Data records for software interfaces
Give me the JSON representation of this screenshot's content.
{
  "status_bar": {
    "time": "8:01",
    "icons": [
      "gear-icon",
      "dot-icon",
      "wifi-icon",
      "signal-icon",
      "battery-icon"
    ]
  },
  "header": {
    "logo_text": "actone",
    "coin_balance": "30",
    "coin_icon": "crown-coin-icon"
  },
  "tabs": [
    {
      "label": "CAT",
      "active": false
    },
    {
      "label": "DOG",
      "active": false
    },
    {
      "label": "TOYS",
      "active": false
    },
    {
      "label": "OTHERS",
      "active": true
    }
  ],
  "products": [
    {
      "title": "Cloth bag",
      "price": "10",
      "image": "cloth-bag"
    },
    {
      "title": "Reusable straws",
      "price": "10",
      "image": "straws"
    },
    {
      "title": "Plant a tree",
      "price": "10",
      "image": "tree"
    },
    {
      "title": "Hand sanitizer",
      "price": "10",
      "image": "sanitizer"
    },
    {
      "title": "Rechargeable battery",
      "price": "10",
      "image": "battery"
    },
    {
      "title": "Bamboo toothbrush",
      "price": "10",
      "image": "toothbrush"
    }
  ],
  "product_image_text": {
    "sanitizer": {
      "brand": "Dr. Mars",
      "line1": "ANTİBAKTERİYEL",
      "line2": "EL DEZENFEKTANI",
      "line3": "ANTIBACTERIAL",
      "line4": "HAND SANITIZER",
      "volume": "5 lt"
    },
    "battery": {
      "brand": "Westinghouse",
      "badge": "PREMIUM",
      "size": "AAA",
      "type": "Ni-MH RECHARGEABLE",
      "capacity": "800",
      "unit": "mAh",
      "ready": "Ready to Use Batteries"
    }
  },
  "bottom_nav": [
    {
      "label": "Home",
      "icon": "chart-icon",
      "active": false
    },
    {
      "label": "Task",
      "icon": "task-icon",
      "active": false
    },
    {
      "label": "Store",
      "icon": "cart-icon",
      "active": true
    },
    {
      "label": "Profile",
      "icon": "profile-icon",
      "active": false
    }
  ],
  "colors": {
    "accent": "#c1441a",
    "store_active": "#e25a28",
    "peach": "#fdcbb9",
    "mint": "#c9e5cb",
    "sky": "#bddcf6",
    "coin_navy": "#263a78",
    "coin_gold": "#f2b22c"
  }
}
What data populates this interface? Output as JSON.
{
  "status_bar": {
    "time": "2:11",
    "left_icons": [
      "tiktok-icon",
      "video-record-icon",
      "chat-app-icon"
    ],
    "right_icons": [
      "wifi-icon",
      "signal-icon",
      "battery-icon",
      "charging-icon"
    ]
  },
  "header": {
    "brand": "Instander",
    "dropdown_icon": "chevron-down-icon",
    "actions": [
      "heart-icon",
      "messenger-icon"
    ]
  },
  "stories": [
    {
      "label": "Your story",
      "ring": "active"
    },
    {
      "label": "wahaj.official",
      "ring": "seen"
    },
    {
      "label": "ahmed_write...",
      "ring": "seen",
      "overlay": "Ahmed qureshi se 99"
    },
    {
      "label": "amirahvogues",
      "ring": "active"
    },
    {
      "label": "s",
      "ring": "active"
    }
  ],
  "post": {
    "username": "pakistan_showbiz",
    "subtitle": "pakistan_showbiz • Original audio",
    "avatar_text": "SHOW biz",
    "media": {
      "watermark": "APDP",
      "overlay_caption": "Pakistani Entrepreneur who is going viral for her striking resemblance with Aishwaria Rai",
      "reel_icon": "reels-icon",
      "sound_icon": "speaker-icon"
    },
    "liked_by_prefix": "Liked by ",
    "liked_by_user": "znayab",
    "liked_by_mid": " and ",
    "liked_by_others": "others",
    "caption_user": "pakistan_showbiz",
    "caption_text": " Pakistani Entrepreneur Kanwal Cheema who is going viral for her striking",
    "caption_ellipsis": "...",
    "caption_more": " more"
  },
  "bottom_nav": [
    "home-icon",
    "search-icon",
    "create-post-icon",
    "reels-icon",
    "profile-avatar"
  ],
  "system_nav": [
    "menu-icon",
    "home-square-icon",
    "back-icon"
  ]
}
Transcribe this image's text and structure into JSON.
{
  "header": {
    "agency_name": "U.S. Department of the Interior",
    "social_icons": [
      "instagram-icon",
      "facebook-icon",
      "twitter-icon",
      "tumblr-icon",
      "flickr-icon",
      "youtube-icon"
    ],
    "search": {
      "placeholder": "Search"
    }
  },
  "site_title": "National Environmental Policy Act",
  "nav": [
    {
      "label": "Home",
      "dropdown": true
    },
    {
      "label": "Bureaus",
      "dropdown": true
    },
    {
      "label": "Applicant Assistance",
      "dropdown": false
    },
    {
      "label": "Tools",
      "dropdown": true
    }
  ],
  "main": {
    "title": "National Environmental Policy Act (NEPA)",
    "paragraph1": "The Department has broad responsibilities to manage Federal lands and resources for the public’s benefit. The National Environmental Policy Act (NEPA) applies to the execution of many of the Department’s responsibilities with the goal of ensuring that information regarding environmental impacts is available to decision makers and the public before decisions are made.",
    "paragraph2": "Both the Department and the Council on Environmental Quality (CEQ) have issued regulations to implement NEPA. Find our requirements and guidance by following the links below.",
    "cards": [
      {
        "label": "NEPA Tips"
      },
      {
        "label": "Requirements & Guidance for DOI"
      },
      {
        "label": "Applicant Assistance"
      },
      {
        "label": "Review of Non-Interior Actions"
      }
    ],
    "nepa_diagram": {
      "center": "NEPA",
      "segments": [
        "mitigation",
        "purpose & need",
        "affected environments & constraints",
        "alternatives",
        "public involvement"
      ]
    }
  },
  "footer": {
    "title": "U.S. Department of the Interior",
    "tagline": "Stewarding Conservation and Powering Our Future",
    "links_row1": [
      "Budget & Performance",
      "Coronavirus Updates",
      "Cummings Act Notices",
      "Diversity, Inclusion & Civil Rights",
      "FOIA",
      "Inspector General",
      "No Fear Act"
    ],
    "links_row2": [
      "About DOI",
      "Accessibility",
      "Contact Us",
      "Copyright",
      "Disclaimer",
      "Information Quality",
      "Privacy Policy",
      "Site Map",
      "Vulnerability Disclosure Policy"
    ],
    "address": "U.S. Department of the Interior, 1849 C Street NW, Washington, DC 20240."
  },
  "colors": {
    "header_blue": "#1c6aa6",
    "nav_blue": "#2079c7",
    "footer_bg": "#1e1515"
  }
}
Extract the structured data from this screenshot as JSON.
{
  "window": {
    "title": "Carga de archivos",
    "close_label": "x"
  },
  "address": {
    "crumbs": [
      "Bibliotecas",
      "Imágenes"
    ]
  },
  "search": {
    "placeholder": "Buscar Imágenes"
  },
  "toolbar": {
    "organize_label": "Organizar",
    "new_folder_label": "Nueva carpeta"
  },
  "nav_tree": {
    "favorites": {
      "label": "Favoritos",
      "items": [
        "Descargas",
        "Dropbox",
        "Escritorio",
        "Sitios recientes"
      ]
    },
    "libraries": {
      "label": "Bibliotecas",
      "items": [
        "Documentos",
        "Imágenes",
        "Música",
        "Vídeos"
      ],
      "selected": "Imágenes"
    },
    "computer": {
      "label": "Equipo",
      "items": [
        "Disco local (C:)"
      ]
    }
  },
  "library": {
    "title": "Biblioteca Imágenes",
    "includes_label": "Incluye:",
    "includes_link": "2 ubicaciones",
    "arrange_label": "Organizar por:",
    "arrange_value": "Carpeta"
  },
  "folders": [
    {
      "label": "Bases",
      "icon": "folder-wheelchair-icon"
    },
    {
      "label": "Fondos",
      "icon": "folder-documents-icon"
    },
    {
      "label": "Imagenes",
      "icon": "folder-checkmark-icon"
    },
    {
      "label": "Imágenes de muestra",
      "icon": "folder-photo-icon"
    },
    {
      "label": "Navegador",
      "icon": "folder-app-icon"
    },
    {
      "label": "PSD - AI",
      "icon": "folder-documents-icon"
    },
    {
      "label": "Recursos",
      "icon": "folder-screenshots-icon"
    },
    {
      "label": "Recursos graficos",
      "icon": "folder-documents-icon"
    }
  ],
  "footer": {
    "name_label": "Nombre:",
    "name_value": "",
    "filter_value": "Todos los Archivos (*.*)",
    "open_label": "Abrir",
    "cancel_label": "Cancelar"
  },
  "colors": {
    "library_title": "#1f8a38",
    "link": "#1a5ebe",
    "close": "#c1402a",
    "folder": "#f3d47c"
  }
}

- [TASK TO COMPLETE]
Set down, unchanged, the line that contains "Extract the structured" together with every later line in the records, through the last one.

- [ANSWER BOX]
Extract the structured data from this screenshot as JSON.
{
  "window": {
    "title": "Carga de archivos",
    "close_label": "x"
  },
  "address": {
    "crumbs": [
      "Bibliotecas",
      "Imágenes"
    ]
  },
  "search": {
    "placeholder": "Buscar Imágenes"
  },
  "toolbar": {
    "organize_label": "Organizar",
    "new_folder_label": "Nueva carpeta"
  },
  "nav_tree": {
    "favorites": {
      "label": "Favoritos",
      "items": [
        "Descargas",
        "Dropbox",
        "Escritorio",
        "Sitios recientes"
      ]
    },
    "libraries": {
      "label": "Bibliotecas",
      "items": [
        "Documentos",
        "Imágenes",
        "Música",
        "Vídeos"
      ],
      "selected": "Imágenes"
    },
    "computer": {
      "label": "Equipo",
      "items": [
        "Disco local (C:)"
      ]
    }
  },
  "library": {
    "title": "Biblioteca Imágenes",
    "includes_label": "Incluye:",
    "includes_link": "2 ubicaciones",
    "arrange_label": "Organizar por:",
    "arrange_value": "Carpeta"
  },
  "folders": [
    {
      "label": "Bases",
      "icon": "folder-wheelchair-icon"
    },
    {
      "label": "Fondos",
      "icon": "folder-documents-icon"
    },
    {
      "label": "Imagenes",
      "icon": "folder-checkmark-icon"
    },
    {
      "label": "Imágenes de muestra",
      "icon": "folder-photo-icon"
    },
    {
      "label": "Navegador",
      "icon": "folder-app-icon"
    },
    {
      "label": "PSD - AI",
      "icon": "folder-documents-icon"
    },
    {
      "label": "Recursos",
      "icon": "folder-screenshots-icon"
    },
    {
      "label": "Recursos graficos",
      "icon": "folder-documents-icon"
    }
  ],
  "footer": {
    "name_label": "Nombre:",
    "name_value": "",
    "filter_value": "Todos los Archivos (*.*)",
    "open_label": "Abrir",
    "cancel_label": "Cancelar"
  },
  "colors": {
    "library_title": "#1f8a38",
    "link": "#1a5ebe",
    "close": "#c1402a",
    "folder": "#f3d47c"
  }
}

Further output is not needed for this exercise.